::: Page text :::

The takeaway is that growth is influenced not only by having a diverse set of plans early on, but also by continuously introducing new products and pricing options over time. So interesting how fast-growing companies tend to add significantly more plans (more than 10) than stagnant or declining companies.

4. More plans impact the speed of growth

It’s also important to analyze growth in the context of tenure and speed.

For example, Company A with $1M of total ARR growth over 60 months grows at about $16.6K per month. But Company B may have $300K of growth in 6 months, which is $50K per month. Company B is growing faster, so it should be ranked higher on velocity.

That’s why this analysis focuses on growth velocity, not just overall growth. The goal was to understand whether offering more plans helps companies not only reach higher ARR, but also reach it faster.

To do this, I defined 5 personas (segments) based on: (a) ARR growth, (b) tenure, and (c) ARR growth speed:

  • arr_growth_total = Max ARR – Min ARR
  • tenure_months ≈ (Max Date – Min Date) / 30 days
  • arr_growth_per_month = arr_growth_total / tenure_months

The last metric is the primary clustering factor. It reflects how quickly ARR is increasing, while still accounting for the magnitude of growth.

Because the sample is heavily skewed with many outliers, I did not use k-means. I wanted to compare growth speed vs number of plans across equal-sized groups, so I used percentile segmentation to create 5 clusters. I named them using a fast-cars theme (rumor has it the ChartMogul team likes Formula 1):

A graphic-embedded table with racing-related brackets as rows. This time, each row has the same amount of companies within it, and they are labeled as 'Formula 1', 'Supercar', 'Sport Sedan', 'Cruiser' and 'Parked', from top to bottom. Then a '% range' column highlights the brackets the companies are in, which reads 80-100%, 60-80%, 40-60%, 20-40% and 0-20% respectively, and the next column is labeled 'number of companies', which contains 1374 in every row. Then a column 'AVG (non-normalized) number of plans' has 251, 33, 12, 4, and 1 plan respectively. Next, 'AVG (normalized) number of plans' reads 143, 24, 10, 4, and 1 plan, and the last column, labeled 'Median number of plans' contains 34, 11, 6, 2, and 1 plan respectively.

:::

In the text on pricing plans and company growth, rewrite the part from "The takeaway is" to "tenure and speed.", changing "fast-growing companies" to "high-growth companies".

::: Source material :::

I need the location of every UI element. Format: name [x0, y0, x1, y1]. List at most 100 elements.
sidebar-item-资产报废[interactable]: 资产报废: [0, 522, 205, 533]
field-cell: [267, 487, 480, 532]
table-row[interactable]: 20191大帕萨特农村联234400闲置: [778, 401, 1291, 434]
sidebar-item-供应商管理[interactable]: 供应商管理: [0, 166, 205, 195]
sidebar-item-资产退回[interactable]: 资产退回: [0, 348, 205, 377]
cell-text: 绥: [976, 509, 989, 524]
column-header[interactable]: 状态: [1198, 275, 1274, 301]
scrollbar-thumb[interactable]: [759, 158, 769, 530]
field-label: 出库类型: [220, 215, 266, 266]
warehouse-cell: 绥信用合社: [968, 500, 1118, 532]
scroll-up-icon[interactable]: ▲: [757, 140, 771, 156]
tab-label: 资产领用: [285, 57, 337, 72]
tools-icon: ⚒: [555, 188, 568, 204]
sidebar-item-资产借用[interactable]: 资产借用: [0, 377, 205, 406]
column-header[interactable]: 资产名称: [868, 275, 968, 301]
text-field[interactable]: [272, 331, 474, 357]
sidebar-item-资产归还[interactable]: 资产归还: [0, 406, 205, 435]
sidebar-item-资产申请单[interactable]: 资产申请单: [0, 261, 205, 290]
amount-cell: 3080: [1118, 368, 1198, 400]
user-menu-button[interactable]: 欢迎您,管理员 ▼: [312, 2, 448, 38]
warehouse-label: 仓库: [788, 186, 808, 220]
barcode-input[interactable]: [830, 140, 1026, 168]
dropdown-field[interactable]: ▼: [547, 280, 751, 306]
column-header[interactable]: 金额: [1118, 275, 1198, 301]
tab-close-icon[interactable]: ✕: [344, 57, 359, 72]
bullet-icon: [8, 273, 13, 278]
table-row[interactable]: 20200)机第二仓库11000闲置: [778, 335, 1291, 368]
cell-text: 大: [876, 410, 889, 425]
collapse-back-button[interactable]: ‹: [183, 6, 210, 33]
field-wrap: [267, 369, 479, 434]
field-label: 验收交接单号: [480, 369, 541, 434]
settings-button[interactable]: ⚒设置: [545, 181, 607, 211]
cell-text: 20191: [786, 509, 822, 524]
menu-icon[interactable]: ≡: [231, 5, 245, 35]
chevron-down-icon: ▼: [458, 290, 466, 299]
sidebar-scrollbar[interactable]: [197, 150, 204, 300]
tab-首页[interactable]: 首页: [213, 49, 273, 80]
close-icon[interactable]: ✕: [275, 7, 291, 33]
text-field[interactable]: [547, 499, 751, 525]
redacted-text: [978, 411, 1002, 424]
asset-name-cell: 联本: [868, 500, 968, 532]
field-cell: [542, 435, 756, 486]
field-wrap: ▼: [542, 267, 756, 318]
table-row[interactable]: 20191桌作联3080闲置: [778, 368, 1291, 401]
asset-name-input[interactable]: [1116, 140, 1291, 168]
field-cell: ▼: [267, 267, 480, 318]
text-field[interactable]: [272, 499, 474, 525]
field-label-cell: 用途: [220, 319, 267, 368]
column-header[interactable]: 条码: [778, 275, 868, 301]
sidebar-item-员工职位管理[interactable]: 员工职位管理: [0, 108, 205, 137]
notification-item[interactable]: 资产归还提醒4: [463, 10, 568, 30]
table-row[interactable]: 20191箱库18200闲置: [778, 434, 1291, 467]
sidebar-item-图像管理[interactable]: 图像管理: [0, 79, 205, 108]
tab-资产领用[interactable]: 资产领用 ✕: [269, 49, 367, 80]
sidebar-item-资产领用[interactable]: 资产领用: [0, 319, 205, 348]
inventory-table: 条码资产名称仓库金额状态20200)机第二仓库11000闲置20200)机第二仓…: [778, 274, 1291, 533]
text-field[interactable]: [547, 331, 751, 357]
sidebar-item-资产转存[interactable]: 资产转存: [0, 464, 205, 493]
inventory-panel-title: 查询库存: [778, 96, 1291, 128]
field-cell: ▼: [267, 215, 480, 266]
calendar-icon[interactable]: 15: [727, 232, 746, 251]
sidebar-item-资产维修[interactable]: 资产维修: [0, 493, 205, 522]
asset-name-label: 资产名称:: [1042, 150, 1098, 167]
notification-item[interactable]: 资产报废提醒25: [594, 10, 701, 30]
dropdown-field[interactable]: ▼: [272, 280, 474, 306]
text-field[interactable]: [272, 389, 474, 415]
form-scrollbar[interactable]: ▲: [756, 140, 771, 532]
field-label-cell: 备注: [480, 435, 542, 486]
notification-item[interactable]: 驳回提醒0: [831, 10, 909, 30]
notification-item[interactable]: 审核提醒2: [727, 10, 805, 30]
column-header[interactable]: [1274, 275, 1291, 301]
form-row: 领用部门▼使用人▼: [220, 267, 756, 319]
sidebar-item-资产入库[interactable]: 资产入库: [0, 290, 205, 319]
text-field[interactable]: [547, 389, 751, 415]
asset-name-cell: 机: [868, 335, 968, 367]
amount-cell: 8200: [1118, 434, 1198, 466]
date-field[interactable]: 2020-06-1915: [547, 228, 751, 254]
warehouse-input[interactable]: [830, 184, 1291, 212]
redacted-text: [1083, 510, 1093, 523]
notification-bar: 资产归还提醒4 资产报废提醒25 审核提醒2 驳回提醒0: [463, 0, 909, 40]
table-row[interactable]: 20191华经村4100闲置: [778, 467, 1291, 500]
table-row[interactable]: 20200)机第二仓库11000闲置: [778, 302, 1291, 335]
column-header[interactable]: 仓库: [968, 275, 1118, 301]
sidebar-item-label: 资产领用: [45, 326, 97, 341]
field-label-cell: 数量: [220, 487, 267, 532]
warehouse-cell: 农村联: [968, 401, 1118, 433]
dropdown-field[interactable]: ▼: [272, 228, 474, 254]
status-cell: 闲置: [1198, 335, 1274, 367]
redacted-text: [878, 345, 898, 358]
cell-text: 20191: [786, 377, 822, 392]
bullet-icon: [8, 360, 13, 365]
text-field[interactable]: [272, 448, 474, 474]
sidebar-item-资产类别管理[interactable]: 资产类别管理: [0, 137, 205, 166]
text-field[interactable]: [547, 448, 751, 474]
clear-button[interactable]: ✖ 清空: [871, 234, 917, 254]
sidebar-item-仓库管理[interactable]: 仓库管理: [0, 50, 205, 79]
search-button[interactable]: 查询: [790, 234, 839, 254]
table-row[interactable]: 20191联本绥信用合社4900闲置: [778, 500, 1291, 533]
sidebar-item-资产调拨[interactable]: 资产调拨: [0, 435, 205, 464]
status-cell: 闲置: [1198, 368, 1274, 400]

:::

**Response area**
The takeaway is that growth is influenced not only by having a diverse set of plans early on, but also by continuously introducing new products and pricing options over time. So interesting how high-growth companies tend to add significantly more plans (more than 10) than stagnant or declining companies.

4. More plans impact the speed of growth

It’s also important to analyze growth in the context of tenure and speed.